* [BRIEF] Among the entries below, find the lines with "world" and copy them.

::: RAW RECORDS

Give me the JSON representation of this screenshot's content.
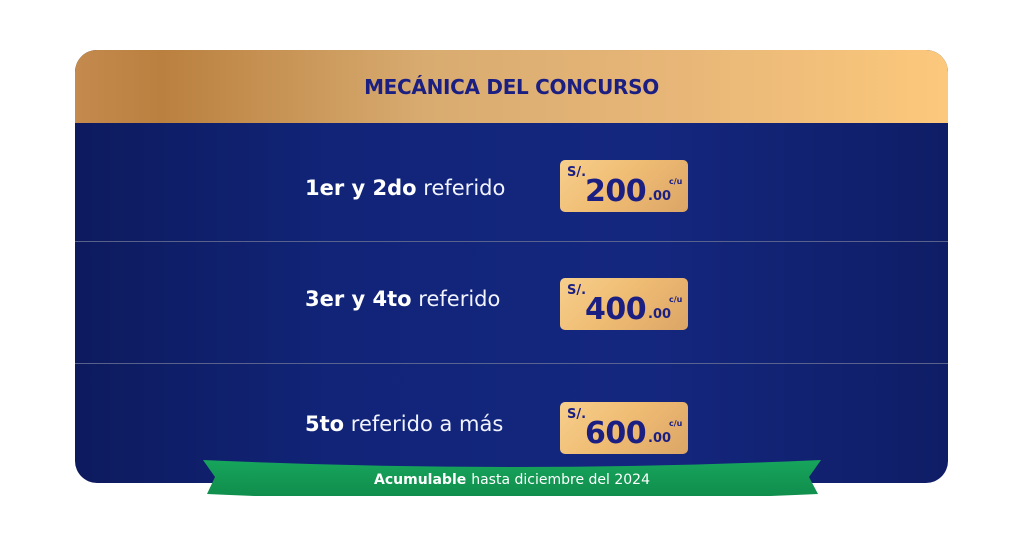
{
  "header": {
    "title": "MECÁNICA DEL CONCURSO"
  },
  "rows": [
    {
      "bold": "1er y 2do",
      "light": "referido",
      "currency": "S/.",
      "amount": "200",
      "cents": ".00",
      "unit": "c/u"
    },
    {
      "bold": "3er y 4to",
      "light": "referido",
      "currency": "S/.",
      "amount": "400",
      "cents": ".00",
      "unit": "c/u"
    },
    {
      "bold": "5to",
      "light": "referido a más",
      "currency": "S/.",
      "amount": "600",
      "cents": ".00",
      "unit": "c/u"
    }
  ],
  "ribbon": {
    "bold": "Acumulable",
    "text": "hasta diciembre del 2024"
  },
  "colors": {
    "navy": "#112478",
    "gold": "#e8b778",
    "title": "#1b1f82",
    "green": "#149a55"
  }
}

::::::
::: RAW RECORDS

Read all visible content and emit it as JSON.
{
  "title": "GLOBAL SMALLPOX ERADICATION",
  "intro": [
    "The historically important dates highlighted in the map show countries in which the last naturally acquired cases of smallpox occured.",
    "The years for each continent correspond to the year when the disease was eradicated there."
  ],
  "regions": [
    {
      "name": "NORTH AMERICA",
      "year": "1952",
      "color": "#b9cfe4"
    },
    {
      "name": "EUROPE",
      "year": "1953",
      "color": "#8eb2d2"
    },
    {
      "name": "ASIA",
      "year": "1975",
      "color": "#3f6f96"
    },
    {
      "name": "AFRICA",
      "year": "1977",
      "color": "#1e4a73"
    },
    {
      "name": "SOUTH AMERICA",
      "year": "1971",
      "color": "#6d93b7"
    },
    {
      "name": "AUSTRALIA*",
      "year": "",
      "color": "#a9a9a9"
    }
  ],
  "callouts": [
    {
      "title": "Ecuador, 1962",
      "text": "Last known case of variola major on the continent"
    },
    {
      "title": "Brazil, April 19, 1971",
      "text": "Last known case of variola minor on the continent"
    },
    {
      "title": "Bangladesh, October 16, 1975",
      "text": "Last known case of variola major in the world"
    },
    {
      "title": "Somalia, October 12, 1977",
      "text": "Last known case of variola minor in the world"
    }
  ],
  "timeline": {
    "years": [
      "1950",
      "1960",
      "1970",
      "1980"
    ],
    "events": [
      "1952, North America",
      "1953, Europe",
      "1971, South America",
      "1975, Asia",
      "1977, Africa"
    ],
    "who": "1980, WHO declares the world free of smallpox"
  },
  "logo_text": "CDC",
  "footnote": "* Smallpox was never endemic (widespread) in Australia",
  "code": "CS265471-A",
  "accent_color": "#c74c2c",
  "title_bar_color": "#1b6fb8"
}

::::::
::: RAW RECORDS

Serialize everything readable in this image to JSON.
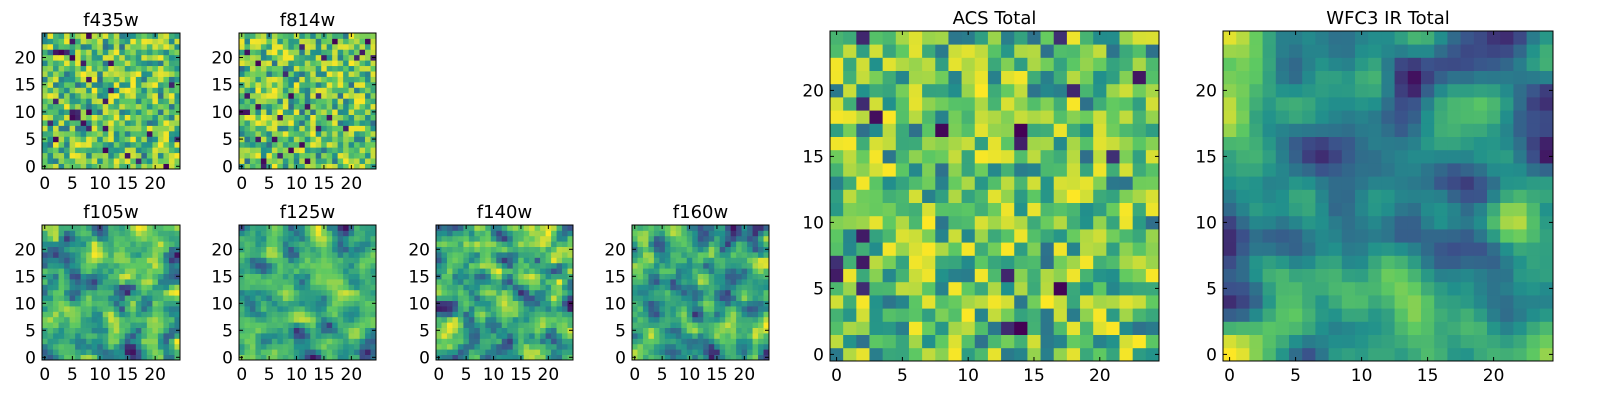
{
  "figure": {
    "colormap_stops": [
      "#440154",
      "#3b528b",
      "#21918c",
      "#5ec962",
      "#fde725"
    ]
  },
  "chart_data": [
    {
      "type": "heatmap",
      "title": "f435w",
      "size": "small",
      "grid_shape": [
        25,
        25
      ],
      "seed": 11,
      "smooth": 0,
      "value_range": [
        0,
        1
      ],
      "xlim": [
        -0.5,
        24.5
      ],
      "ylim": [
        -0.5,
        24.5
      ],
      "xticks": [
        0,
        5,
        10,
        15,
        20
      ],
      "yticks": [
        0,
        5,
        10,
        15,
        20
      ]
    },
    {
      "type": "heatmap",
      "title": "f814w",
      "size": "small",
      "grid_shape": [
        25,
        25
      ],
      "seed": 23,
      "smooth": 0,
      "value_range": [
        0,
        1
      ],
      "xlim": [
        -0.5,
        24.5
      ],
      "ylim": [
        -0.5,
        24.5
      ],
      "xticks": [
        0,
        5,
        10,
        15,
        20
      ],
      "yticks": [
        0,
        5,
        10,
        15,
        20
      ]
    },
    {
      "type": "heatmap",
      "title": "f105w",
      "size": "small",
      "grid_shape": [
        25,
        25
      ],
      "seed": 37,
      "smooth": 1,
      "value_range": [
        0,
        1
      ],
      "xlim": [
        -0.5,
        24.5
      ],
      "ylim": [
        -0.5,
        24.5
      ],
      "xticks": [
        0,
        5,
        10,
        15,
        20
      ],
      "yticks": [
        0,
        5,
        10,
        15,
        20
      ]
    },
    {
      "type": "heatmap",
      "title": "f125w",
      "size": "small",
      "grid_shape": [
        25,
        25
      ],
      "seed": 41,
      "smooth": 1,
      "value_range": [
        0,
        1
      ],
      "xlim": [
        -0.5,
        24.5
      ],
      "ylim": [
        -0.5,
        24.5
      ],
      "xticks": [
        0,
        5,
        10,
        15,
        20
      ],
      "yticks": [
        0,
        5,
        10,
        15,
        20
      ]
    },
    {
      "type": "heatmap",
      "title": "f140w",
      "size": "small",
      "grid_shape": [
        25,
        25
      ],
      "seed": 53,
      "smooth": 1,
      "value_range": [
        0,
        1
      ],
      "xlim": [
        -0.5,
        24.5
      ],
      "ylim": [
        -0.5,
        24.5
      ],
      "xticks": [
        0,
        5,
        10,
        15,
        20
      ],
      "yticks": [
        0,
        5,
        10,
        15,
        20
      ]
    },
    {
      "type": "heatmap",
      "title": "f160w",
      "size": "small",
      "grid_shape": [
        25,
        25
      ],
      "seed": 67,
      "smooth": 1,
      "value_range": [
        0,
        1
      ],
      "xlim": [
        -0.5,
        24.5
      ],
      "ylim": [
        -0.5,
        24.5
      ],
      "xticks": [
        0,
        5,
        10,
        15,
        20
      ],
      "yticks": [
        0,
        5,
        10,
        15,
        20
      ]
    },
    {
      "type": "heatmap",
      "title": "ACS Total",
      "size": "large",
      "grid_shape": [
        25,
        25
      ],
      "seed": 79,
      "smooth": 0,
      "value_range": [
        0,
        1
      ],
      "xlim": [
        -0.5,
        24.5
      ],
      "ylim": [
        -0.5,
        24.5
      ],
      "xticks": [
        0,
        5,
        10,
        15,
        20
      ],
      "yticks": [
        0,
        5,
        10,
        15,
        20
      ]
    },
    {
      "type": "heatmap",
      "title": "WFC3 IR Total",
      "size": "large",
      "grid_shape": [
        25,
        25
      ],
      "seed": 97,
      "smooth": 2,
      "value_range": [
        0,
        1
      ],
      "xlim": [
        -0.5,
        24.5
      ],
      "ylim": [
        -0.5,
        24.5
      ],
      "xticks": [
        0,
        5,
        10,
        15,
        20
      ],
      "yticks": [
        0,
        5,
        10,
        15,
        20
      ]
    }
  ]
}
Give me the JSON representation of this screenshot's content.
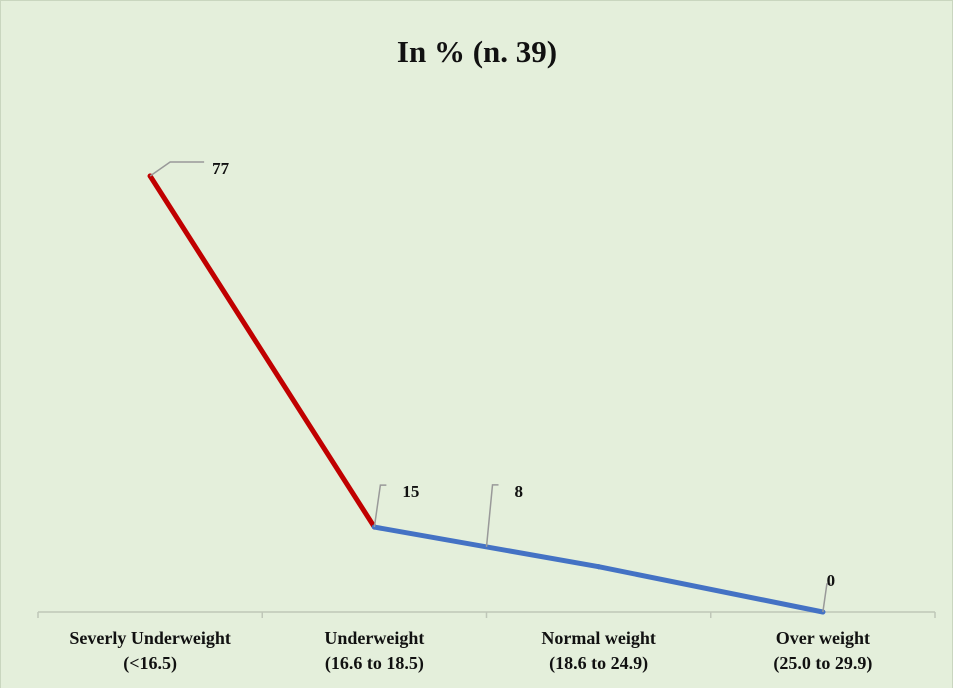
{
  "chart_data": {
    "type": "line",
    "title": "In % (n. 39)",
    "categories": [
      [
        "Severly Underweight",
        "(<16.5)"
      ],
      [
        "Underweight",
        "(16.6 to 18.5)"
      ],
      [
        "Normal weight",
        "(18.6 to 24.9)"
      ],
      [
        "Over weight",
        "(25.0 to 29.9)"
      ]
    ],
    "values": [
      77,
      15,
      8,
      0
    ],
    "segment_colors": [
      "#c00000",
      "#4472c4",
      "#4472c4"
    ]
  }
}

::::::

* [EXERCISE RESULT]
      "text": "Last known case of variola major in the world"
      "text": "Last known case of variola minor in the world"
    "who": "1980, WHO declares the world free of smallpox"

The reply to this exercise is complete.